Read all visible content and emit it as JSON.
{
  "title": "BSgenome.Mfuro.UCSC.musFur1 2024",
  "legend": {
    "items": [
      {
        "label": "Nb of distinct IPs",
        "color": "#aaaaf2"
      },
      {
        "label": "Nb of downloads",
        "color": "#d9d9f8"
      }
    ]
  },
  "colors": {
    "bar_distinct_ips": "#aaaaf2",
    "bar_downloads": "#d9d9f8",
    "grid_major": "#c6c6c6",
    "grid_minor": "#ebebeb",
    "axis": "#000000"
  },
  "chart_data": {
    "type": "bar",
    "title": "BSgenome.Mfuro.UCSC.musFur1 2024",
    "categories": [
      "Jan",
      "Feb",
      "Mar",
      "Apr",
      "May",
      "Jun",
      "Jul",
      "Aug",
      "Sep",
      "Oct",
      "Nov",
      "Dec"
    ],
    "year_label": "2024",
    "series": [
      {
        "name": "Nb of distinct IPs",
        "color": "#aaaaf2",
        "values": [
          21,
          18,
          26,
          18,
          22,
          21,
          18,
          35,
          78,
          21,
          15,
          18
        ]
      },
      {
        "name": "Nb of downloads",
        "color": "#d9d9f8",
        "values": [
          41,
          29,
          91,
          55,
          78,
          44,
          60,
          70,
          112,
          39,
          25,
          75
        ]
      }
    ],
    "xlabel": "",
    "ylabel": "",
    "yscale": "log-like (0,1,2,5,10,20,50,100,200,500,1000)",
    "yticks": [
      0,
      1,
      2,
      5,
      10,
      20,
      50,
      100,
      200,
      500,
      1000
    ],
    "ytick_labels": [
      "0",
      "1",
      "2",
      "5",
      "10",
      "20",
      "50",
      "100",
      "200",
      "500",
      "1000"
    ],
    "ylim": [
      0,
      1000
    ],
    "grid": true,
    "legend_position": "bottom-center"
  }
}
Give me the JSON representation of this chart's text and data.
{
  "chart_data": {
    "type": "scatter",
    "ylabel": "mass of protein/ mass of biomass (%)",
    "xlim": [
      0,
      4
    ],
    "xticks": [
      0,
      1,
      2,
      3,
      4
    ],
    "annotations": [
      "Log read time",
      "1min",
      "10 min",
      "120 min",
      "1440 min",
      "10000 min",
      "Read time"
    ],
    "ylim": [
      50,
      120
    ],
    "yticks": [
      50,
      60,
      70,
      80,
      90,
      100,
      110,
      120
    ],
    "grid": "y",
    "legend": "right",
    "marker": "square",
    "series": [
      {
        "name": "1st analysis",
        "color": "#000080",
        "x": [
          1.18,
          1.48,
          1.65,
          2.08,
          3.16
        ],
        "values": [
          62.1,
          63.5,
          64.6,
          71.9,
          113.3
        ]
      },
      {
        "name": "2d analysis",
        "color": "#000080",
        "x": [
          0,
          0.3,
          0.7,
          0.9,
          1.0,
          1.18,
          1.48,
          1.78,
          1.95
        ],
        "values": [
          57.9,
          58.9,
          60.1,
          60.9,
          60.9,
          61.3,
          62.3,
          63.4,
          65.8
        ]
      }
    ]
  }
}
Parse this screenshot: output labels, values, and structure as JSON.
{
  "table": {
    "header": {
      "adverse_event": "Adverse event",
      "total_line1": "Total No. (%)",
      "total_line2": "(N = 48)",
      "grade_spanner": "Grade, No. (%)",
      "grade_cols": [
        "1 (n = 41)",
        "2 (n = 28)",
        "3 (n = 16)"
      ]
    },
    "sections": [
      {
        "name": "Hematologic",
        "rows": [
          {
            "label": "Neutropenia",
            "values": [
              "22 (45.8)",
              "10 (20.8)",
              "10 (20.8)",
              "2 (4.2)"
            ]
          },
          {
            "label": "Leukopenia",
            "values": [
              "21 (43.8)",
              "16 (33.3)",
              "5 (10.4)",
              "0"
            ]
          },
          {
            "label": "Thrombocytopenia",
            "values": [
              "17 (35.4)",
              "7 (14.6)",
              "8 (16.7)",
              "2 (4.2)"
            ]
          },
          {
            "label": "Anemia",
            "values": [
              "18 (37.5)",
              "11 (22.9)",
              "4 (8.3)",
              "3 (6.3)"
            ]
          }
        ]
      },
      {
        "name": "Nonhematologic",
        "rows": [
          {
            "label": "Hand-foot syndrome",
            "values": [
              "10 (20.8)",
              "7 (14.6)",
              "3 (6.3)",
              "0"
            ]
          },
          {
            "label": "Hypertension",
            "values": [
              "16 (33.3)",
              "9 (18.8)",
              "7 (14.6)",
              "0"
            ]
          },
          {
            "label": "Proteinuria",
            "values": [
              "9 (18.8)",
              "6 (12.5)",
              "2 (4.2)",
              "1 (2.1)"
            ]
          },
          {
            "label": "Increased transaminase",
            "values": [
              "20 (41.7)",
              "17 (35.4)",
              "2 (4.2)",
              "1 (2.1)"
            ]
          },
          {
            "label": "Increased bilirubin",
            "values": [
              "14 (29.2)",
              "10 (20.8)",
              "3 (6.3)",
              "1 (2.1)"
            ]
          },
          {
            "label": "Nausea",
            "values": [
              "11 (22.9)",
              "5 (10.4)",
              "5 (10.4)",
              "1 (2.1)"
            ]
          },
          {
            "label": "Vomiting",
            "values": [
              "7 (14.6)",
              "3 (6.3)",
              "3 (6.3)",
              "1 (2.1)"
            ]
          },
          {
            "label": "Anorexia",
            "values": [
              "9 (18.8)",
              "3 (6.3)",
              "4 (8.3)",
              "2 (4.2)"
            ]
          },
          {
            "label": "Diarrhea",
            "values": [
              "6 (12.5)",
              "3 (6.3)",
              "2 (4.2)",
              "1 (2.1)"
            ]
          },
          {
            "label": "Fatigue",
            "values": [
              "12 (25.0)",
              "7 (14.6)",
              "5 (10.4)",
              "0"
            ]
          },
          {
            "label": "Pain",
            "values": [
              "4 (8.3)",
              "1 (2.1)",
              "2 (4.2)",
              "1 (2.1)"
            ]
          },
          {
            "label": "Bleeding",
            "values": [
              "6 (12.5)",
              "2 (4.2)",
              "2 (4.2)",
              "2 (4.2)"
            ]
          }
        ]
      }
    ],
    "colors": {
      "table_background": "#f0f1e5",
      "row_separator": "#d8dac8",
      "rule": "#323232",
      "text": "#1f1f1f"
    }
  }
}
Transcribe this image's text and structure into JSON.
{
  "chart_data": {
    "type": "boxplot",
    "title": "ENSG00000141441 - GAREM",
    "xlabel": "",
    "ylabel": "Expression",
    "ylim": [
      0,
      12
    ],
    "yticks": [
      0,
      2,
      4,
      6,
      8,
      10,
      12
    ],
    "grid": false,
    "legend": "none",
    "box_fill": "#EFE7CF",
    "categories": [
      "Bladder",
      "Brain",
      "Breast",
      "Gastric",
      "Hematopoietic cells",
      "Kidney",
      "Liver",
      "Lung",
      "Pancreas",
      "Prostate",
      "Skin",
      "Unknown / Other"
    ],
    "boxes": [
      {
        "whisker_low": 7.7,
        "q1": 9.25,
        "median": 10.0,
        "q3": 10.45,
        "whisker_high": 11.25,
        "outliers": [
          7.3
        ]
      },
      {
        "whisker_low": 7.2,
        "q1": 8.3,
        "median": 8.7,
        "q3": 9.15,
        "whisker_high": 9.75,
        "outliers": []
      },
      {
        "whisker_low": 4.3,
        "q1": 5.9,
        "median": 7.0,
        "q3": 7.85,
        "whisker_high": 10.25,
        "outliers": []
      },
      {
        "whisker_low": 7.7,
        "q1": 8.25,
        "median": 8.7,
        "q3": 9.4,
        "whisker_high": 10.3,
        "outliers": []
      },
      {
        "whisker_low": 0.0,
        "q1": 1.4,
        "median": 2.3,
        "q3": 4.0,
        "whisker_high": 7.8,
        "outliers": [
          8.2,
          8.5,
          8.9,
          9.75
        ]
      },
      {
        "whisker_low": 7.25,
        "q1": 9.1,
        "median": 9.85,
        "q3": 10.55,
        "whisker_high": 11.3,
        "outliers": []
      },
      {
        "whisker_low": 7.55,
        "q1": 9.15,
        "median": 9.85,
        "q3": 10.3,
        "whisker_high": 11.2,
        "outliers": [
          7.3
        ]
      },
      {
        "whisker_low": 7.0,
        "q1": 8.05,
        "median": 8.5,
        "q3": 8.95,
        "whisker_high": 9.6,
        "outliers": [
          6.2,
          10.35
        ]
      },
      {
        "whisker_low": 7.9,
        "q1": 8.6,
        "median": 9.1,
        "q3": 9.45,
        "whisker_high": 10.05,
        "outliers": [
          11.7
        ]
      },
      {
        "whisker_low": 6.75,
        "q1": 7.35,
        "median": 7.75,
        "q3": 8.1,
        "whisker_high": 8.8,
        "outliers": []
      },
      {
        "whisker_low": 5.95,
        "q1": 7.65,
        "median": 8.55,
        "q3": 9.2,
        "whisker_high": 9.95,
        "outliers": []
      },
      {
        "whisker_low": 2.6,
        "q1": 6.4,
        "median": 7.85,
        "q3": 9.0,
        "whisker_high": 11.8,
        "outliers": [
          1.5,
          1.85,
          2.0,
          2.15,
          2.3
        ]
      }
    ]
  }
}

---+---

Report how many lines of the records above contain the word "JSON", giving only the number.

4